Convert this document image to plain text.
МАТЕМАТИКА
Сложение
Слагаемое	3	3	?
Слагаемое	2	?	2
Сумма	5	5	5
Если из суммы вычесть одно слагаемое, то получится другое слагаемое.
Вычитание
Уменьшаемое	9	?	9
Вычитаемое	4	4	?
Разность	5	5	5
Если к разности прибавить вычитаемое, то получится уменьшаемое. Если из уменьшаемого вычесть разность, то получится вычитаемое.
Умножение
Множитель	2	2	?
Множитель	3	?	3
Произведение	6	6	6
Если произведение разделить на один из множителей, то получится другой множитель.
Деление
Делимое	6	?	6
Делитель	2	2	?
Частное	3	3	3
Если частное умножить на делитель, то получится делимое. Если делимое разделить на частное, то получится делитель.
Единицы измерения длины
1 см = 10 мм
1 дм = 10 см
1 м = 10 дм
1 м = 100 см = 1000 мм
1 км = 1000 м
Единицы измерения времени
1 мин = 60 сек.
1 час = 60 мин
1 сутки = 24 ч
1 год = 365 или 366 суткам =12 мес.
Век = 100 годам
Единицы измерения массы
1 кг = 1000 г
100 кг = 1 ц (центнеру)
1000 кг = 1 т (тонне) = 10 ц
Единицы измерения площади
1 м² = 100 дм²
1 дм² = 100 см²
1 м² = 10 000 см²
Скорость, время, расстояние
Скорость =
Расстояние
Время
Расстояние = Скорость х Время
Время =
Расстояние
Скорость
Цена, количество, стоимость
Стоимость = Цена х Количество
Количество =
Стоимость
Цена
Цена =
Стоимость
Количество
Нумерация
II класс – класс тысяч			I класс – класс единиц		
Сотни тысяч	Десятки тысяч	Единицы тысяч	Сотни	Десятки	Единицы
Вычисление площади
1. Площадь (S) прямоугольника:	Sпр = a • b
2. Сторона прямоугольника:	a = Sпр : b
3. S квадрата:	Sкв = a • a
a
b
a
• • • • • • •
▶ [Short exercise]:
Each record above should be restated word for word.

▶ [Answer to this exercise]:
Convert this document image to plain text.
МАТЕМАТИКА
Сложение
Слагаемое	3	3	?
Слагаемое	2	?	2
Сумма	5	5	5
Если из суммы вычесть одно слагаемое, то получится другое слагаемое.
Вычитание
Уменьшаемое	9	?	9
Вычитаемое	4	4	?
Разность	5	5	5
Если к разности прибавить вычитаемое, то получится уменьшаемое. Если из уменьшаемого вычесть разность, то получится вычитаемое.
Умножение
Множитель	2	2	?
Множитель	3	?	3
Произведение	6	6	6
Если произведение разделить на один из множителей, то получится другой множитель.
Деление
Делимое	6	?	6
Делитель	2	2	?
Частное	3	3	3
Если частное умножить на делитель, то получится делимое. Если делимое разделить на частное, то получится делитель.
Единицы измерения длины
1 см = 10 мм
1 дм = 10 см
1 м = 10 дм
1 м = 100 см = 1000 мм
1 км = 1000 м
Единицы измерения времени
1 мин = 60 сек.
1 час = 60 мин
1 сутки = 24 ч
1 год = 365 или 366 суткам =12 мес.
Век = 100 годам
Единицы измерения массы
1 кг = 1000 г
100 кг = 1 ц (центнеру)
1000 кг = 1 т (тонне) = 10 ц
Единицы измерения площади
1 м² = 100 дм²
1 дм² = 100 см²
1 м² = 10 000 см²
Скорость, время, расстояние
Скорость =
Расстояние
Время
Расстояние = Скорость х Время
Время =
Расстояние
Скорость
Цена, количество, стоимость
Стоимость = Цена х Количество
Количество =
Стоимость
Цена
Цена =
Стоимость
Количество
Нумерация
II класс – класс тысяч			I класс – класс единиц		
Сотни тысяч	Десятки тысяч	Единицы тысяч	Сотни	Десятки	Единицы
Вычисление площади
1. Площадь (S) прямоугольника:	Sпр = a • b
2. Сторона прямоугольника:	a = Sпр : b
3. S квадрата:	Sкв = a • a
a
b
a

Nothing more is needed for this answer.